▸ EXERCISE
Scan the lines below for "GOES"; report the number of lines that contain it, and only that.

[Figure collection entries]

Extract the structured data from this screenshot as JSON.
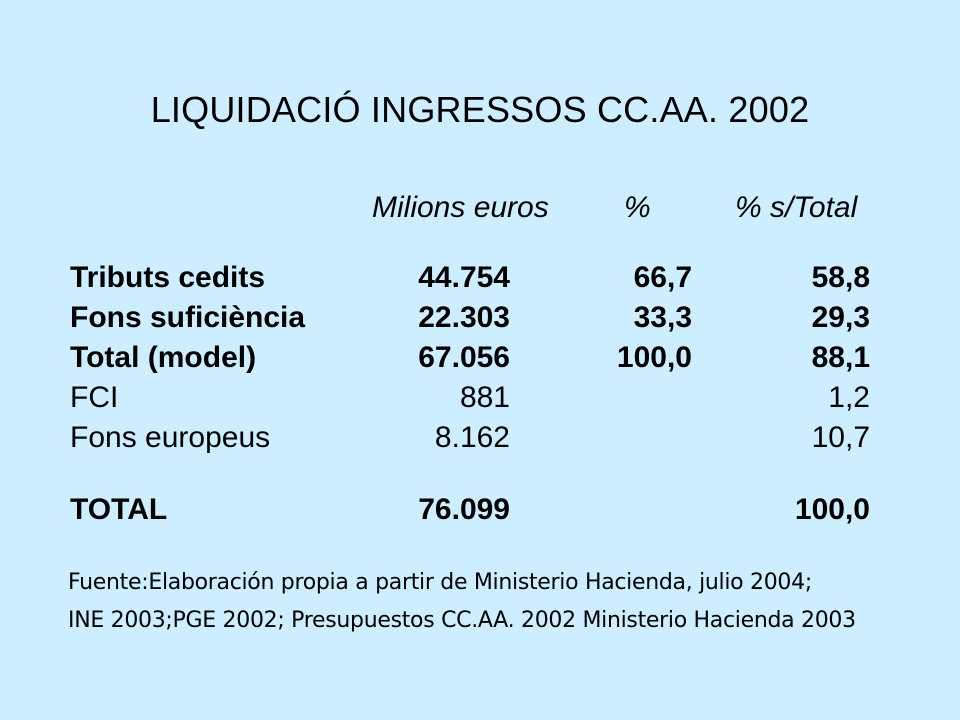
{
  "title": "LIQUIDACIÓ INGRESSOS CC.AA. 2002",
  "headers": {
    "millions": "Milions euros",
    "pct": "%",
    "pct_total": "% s/Total"
  },
  "rows": [
    {
      "label": "Tributs cedits",
      "millions": "44.754",
      "pct": "66,7",
      "pct_total": "58,8",
      "bold": true
    },
    {
      "label": "Fons suficiència",
      "millions": "22.303",
      "pct": "33,3",
      "pct_total": "29,3",
      "bold": true
    },
    {
      "label": "Total (model)",
      "millions": "67.056",
      "pct": "100,0",
      "pct_total": "88,1",
      "bold": true
    },
    {
      "label": "FCI",
      "millions": "881",
      "pct": "",
      "pct_total": "1,2",
      "bold": false
    },
    {
      "label": "Fons europeus",
      "millions": "8.162",
      "pct": "",
      "pct_total": "10,7",
      "bold": false
    },
    {
      "label": "TOTAL",
      "millions": "76.099",
      "pct": "",
      "pct_total": "100,0",
      "bold": true
    }
  ],
  "source": {
    "line1": "Fuente:Elaboración propia a partir de  Ministerio Hacienda, julio 2004;",
    "line2": "INE 2003;PGE 2002; Presupuestos CC.AA. 2002 Ministerio Hacienda 2003"
  }
}
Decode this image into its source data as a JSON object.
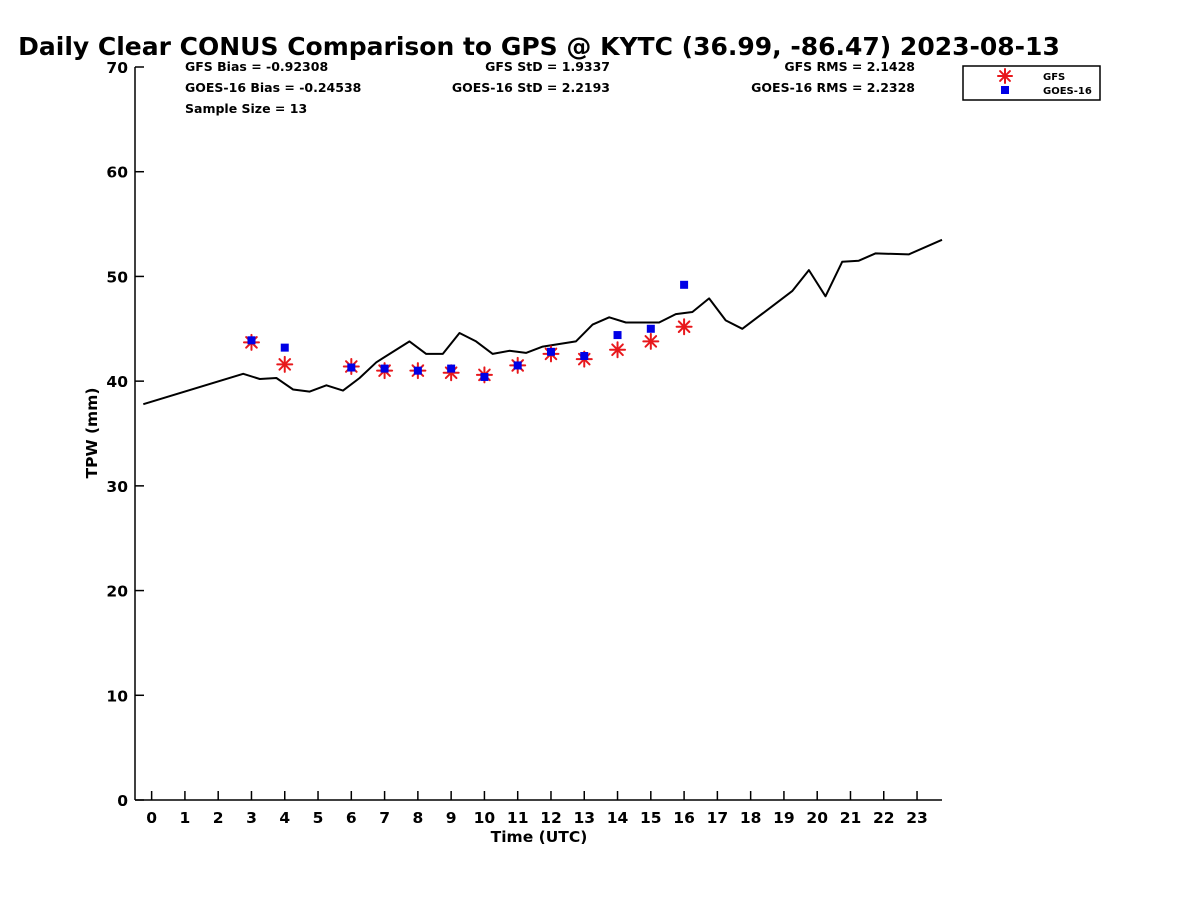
{
  "chart_data": {
    "type": "line",
    "title": "Daily Clear CONUS Comparison to GPS @ KYTC (36.99, -86.47) 2023-08-13",
    "xlabel": "Time (UTC)",
    "ylabel": "TPW (mm)",
    "xlim": [
      -0.5,
      23.75
    ],
    "ylim": [
      0,
      70
    ],
    "xticks": [
      "0",
      "1",
      "2",
      "3",
      "4",
      "5",
      "6",
      "7",
      "8",
      "9",
      "10",
      "11",
      "12",
      "13",
      "14",
      "15",
      "16",
      "17",
      "18",
      "19",
      "20",
      "21",
      "22",
      "23"
    ],
    "yticks": [
      "0",
      "10",
      "20",
      "30",
      "40",
      "50",
      "60",
      "70"
    ],
    "grid": false,
    "legend_position": "top-right",
    "stats": {
      "gfs_bias": "GFS Bias = -0.92308",
      "goes_bias": "GOES-16 Bias = -0.24538",
      "sample_size": "Sample Size = 13",
      "gfs_std": "GFS StD = 1.9337",
      "goes_std": "GOES-16 StD = 2.2193",
      "gfs_rms": "GFS RMS = 2.1428",
      "goes_rms": "GOES-16 RMS = 2.2328"
    },
    "series": [
      {
        "kind": "line",
        "color": "#000000",
        "x": [
          -0.25,
          2.75,
          3.25,
          3.75,
          4.25,
          4.75,
          5.25,
          5.75,
          6.25,
          6.75,
          7.75,
          8.25,
          8.75,
          9.25,
          9.75,
          10.25,
          10.75,
          11.25,
          11.75,
          12.75,
          13.25,
          13.75,
          14.25,
          14.75,
          15.25,
          15.75,
          16.25,
          16.75,
          17.25,
          17.75,
          18.25,
          18.75,
          19.25,
          19.75,
          20.25,
          20.75,
          21.25,
          21.75,
          22.75,
          23.75
        ],
        "y": [
          37.8,
          40.7,
          40.2,
          40.3,
          39.2,
          39.0,
          39.6,
          39.1,
          40.3,
          41.8,
          43.8,
          42.6,
          42.6,
          44.6,
          43.8,
          42.6,
          42.9,
          42.7,
          43.3,
          43.8,
          45.4,
          46.1,
          45.6,
          45.6,
          45.6,
          46.4,
          46.6,
          47.9,
          45.8,
          45.0,
          46.2,
          47.4,
          48.6,
          50.6,
          48.1,
          51.4,
          51.5,
          52.2,
          52.1,
          53.5
        ]
      },
      {
        "name": "GFS",
        "kind": "scatter",
        "marker": "asterisk",
        "color": "#e8181c",
        "x": [
          3,
          4,
          6,
          7,
          8,
          9,
          10,
          11,
          12,
          13,
          14,
          15,
          16
        ],
        "y": [
          43.7,
          41.6,
          41.4,
          41.0,
          41.0,
          40.8,
          40.6,
          41.5,
          42.6,
          42.1,
          43.0,
          43.8,
          45.2
        ]
      },
      {
        "name": "GOES-16",
        "kind": "scatter",
        "marker": "square",
        "color": "#0000e6",
        "x": [
          3,
          4,
          6,
          7,
          8,
          9,
          10,
          11,
          12,
          13,
          14,
          15,
          16
        ],
        "y": [
          43.9,
          43.2,
          41.3,
          41.2,
          41.0,
          41.2,
          40.4,
          41.5,
          42.8,
          42.4,
          44.4,
          45.0,
          49.2
        ]
      }
    ]
  }
}
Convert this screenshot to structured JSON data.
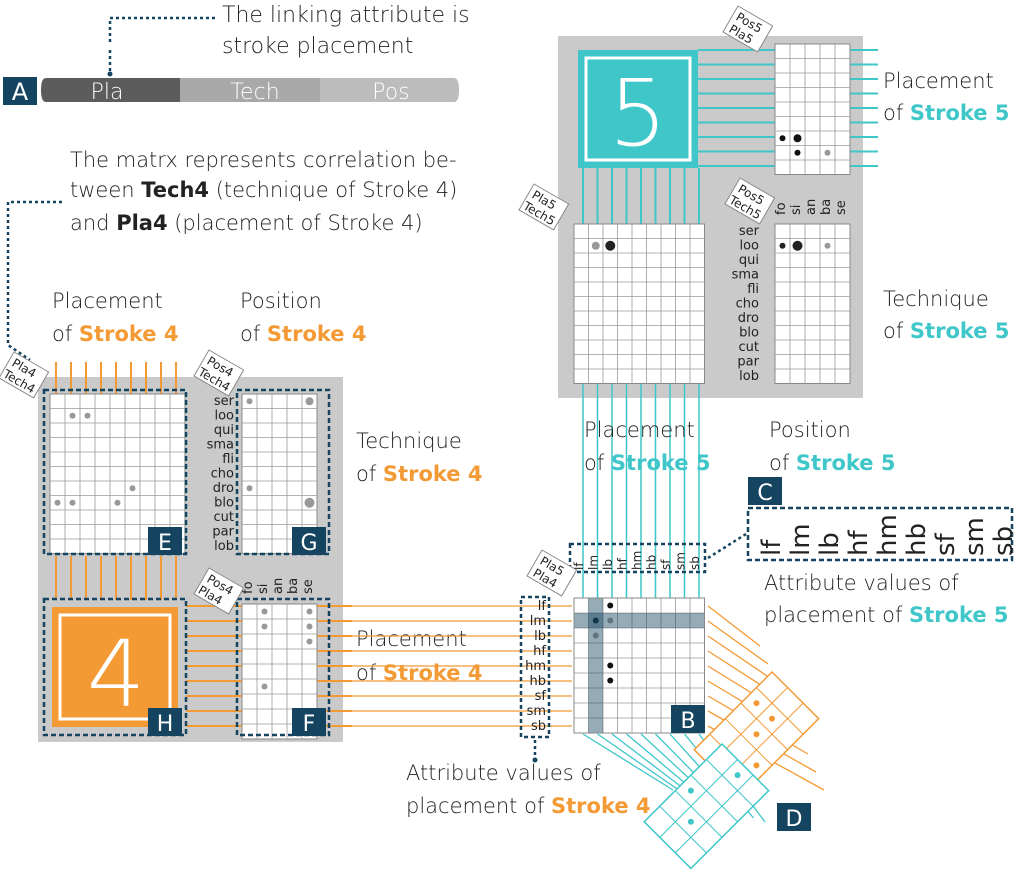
{
  "colors": {
    "orange": "#f39a35",
    "teal": "#3ec6c9",
    "navy": "#14445f",
    "panel": "#cacaca",
    "text": "#222222",
    "seg_dark": "#5c5c5c",
    "seg_mid": "#a9a9a9",
    "seg_light": "#bcbcbc"
  },
  "legend_bar": {
    "badge": "A",
    "segments": [
      "Pla",
      "Tech",
      "Pos"
    ]
  },
  "annotations": {
    "linking_line1": "The linking attribute is",
    "linking_line2": "stroke placement",
    "matrix_line1": "The matrx represents correlation be-",
    "matrix_line2_pre": "tween ",
    "matrix_line2_bold": "Tech4",
    "matrix_line2_post": " (technique of Stroke 4)",
    "matrix_line3_pre": "and ",
    "matrix_line3_bold": "Pla4",
    "matrix_line3_post": " (placement of Stroke 4)"
  },
  "labels": {
    "placement": "Placement",
    "position": "Position",
    "technique": "Technique",
    "of": "of ",
    "stroke4": "Stroke 4",
    "stroke5": "Stroke 5",
    "attr_values_line1": "Attribute values of",
    "attr_values_line2": "placement of "
  },
  "badges": {
    "B": "B",
    "C": "C",
    "D": "D",
    "E": "E",
    "F": "F",
    "G": "G",
    "H": "H"
  },
  "stroke_numbers": {
    "four": "4",
    "five": "5"
  },
  "tags": {
    "pla4": "Pla4",
    "tech4": "Tech4",
    "pos4": "Pos4",
    "pla5": "Pla5",
    "tech5": "Tech5",
    "pos5": "Pos5"
  },
  "technique_values": [
    "ser",
    "loo",
    "qui",
    "sma",
    "fli",
    "cho",
    "dro",
    "blo",
    "cut",
    "par",
    "lob"
  ],
  "position_values": [
    "fo",
    "si",
    "an",
    "ba",
    "se"
  ],
  "placement_values": [
    "lf",
    "lm",
    "lb",
    "hf",
    "hm",
    "hb",
    "sf",
    "sm",
    "sb"
  ]
}
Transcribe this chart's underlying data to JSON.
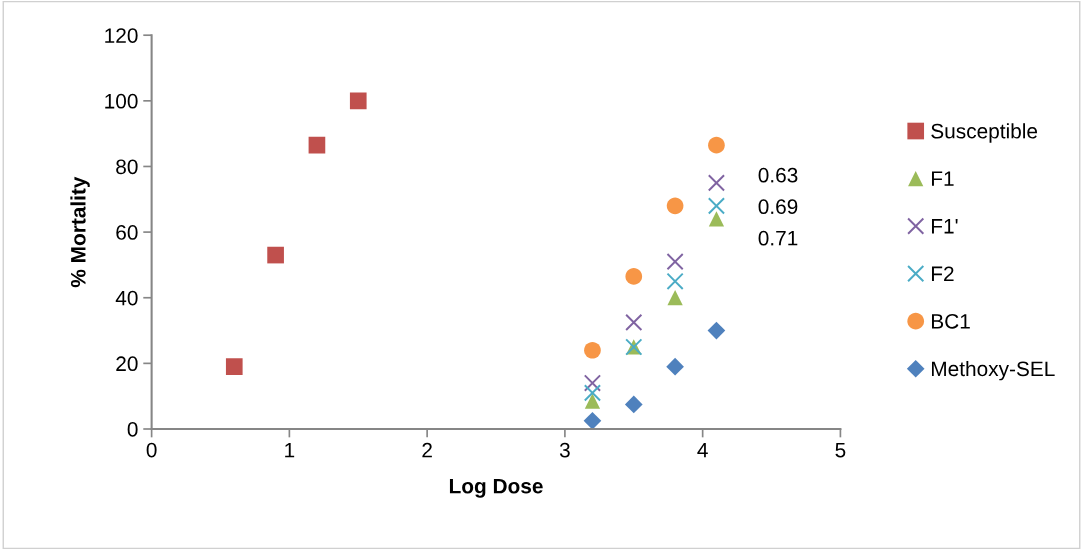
{
  "chart_data": {
    "type": "scatter",
    "xlabel": "Log Dose",
    "ylabel": "% Mortality",
    "xlim": [
      0,
      5
    ],
    "xticks": [
      0,
      1,
      2,
      3,
      4,
      5
    ],
    "ylim": [
      0,
      120
    ],
    "yticks": [
      0,
      20,
      40,
      60,
      80,
      100,
      120
    ],
    "grid": false,
    "legend": "right",
    "series": [
      {
        "name": "Susceptible",
        "color": "#c0504d",
        "marker": "square",
        "x": [
          0.6,
          0.9,
          1.2,
          1.5
        ],
        "values": [
          19,
          53,
          86.5,
          100
        ]
      },
      {
        "name": "F1",
        "color": "#9bbb59",
        "marker": "triangle",
        "x": [
          3.2,
          3.5,
          3.8,
          4.1
        ],
        "values": [
          8.5,
          25,
          40,
          64
        ]
      },
      {
        "name": "F1'",
        "color": "#8064a2",
        "marker": "cross",
        "x": [
          3.2,
          3.5,
          3.8,
          4.1
        ],
        "values": [
          14,
          32.5,
          51,
          75
        ]
      },
      {
        "name": "F2",
        "color": "#4bacc6",
        "marker": "cross",
        "x": [
          3.2,
          3.5,
          3.8,
          4.1
        ],
        "values": [
          11,
          25,
          45,
          68
        ]
      },
      {
        "name": "BC1",
        "color": "#f79646",
        "marker": "circle",
        "x": [
          3.2,
          3.5,
          3.8,
          4.1
        ],
        "values": [
          24,
          46.5,
          68,
          86.5
        ]
      },
      {
        "name": "Methoxy-SEL",
        "color": "#4f81bd",
        "marker": "diamond",
        "x": [
          3.2,
          3.5,
          3.8,
          4.1
        ],
        "values": [
          2.5,
          7.5,
          19,
          30
        ]
      }
    ],
    "annotations": [
      "0.63",
      "0.69",
      "0.71"
    ]
  }
}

▸ FULL ANSWER
4